• **Stated problem**:
Quote the data below in full, minus the images.
***
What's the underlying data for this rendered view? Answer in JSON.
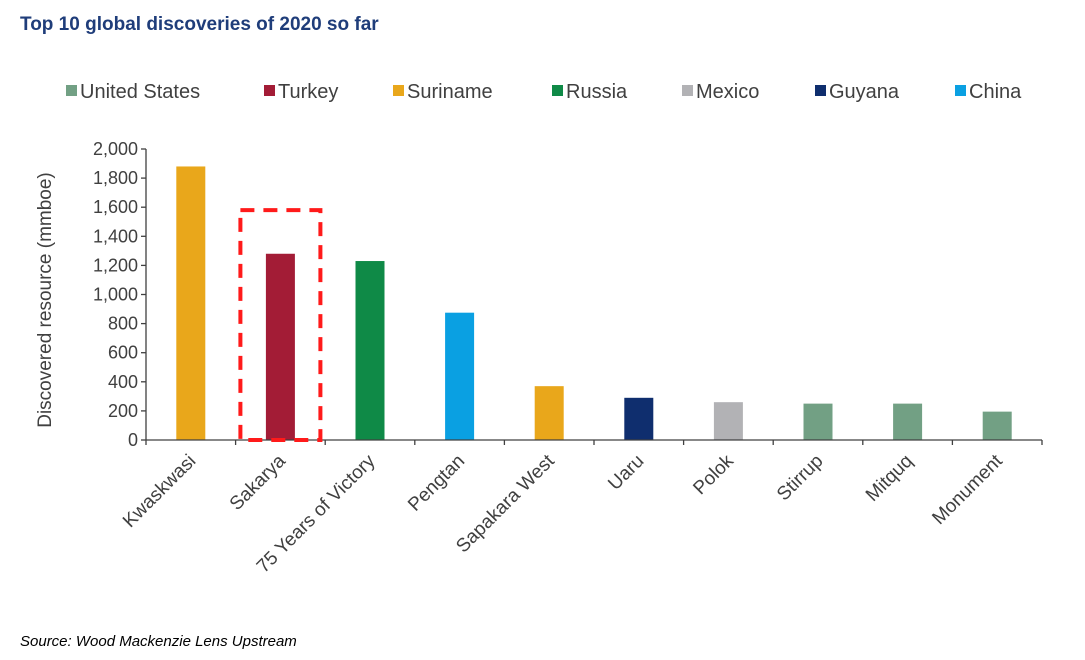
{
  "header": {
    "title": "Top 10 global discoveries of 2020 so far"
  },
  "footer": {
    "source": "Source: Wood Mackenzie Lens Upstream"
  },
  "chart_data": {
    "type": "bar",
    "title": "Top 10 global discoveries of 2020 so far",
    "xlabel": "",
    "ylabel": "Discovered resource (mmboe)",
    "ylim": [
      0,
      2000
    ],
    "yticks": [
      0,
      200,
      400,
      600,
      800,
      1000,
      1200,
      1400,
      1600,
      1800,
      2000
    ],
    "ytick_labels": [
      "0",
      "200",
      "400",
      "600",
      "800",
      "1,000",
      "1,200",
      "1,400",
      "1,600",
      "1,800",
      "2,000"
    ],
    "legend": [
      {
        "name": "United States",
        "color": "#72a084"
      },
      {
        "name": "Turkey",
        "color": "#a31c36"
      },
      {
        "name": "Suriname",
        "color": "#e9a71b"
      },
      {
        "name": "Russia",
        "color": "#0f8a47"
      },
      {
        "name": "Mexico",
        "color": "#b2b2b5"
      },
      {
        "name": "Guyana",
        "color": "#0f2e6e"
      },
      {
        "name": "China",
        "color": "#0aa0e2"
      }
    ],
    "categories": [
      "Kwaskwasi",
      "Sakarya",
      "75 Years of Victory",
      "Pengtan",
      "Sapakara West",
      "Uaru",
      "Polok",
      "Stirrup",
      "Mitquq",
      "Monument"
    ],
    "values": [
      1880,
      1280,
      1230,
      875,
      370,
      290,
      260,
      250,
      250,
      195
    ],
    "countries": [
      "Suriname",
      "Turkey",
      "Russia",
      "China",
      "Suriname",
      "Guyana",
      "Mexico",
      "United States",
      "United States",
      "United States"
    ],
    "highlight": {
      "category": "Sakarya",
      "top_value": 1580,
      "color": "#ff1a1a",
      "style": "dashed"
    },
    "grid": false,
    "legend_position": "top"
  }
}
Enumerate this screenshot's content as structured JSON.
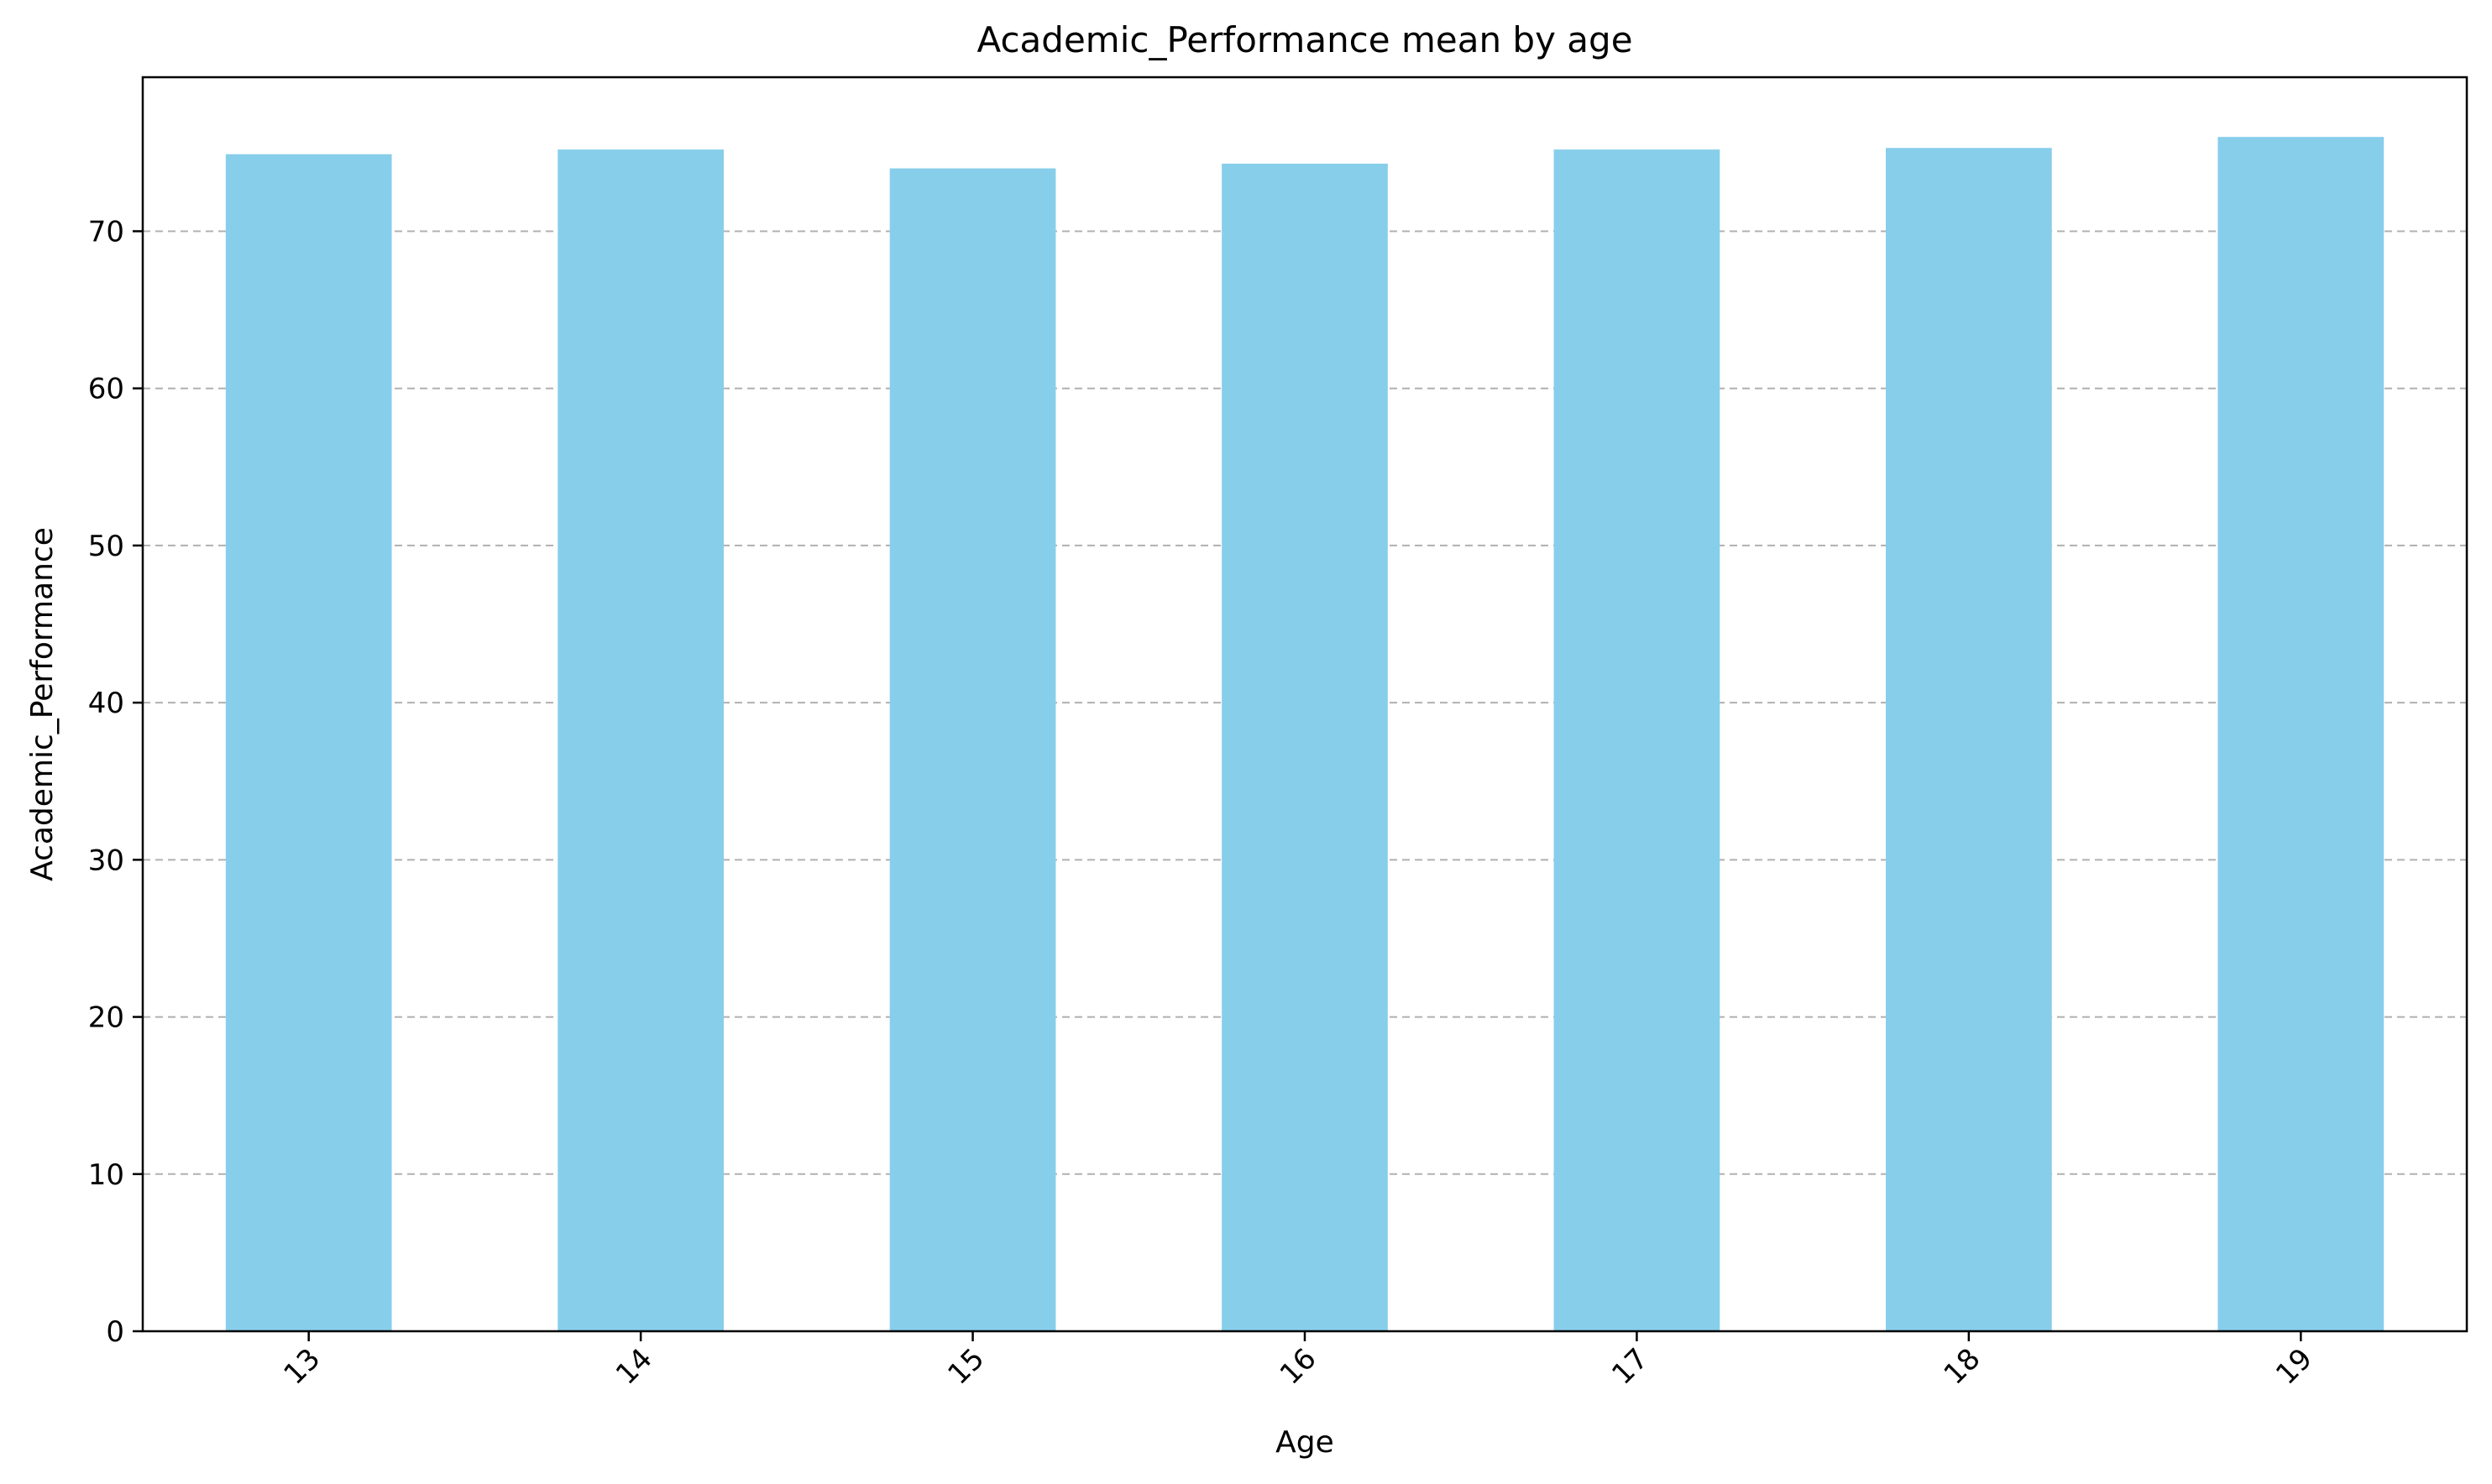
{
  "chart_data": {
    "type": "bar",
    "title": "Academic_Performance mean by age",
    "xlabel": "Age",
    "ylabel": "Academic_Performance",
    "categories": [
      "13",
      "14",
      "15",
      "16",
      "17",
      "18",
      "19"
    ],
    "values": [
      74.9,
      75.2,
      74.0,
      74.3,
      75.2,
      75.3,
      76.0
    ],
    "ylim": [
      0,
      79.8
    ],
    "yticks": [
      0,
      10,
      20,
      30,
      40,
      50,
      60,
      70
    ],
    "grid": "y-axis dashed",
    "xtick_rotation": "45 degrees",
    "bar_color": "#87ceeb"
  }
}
***
• **Solution to the problem**:
What's the underlying data for this rendered view? Answer in JSON.
{
  "header": {
    "title": "Top 10 global discoveries of 2020 so far"
  },
  "footer": {
    "source": "Source: Wood Mackenzie Lens Upstream"
  },
  "chart_data": {
    "type": "bar",
    "title": "Top 10 global discoveries of 2020 so far",
    "xlabel": "",
    "ylabel": "Discovered resource (mmboe)",
    "ylim": [
      0,
      2000
    ],
    "yticks": [
      0,
      200,
      400,
      600,
      800,
      1000,
      1200,
      1400,
      1600,
      1800,
      2000
    ],
    "ytick_labels": [
      "0",
      "200",
      "400",
      "600",
      "800",
      "1,000",
      "1,200",
      "1,400",
      "1,600",
      "1,800",
      "2,000"
    ],
    "legend": [
      {
        "name": "United States",
        "color": "#72a084"
      },
      {
        "name": "Turkey",
        "color": "#a31c36"
      },
      {
        "name": "Suriname",
        "color": "#e9a71b"
      },
      {
        "name": "Russia",
        "color": "#0f8a47"
      },
      {
        "name": "Mexico",
        "color": "#b2b2b5"
      },
      {
        "name": "Guyana",
        "color": "#0f2e6e"
      },
      {
        "name": "China",
        "color": "#0aa0e2"
      }
    ],
    "categories": [
      "Kwaskwasi",
      "Sakarya",
      "75 Years of Victory",
      "Pengtan",
      "Sapakara West",
      "Uaru",
      "Polok",
      "Stirrup",
      "Mitquq",
      "Monument"
    ],
    "values": [
      1880,
      1280,
      1230,
      875,
      370,
      290,
      260,
      250,
      250,
      195
    ],
    "countries": [
      "Suriname",
      "Turkey",
      "Russia",
      "China",
      "Suriname",
      "Guyana",
      "Mexico",
      "United States",
      "United States",
      "United States"
    ],
    "highlight": {
      "category": "Sakarya",
      "top_value": 1580,
      "color": "#ff1a1a",
      "style": "dashed"
    },
    "grid": false,
    "legend_position": "top"
  }
}
Enumerate this screenshot's content as structured JSON.
{
  "chart_data": {
    "type": "bar",
    "title": "Academic_Performance mean by age",
    "xlabel": "Age",
    "ylabel": "Academic_Performance",
    "categories": [
      "13",
      "14",
      "15",
      "16",
      "17",
      "18",
      "19"
    ],
    "values": [
      74.9,
      75.2,
      74.0,
      74.3,
      75.2,
      75.3,
      76.0
    ],
    "ylim": [
      0,
      79.8
    ],
    "yticks": [
      0,
      10,
      20,
      30,
      40,
      50,
      60,
      70
    ],
    "grid": "y-axis dashed",
    "xtick_rotation": "45 degrees",
    "bar_color": "#87ceeb"
  }
}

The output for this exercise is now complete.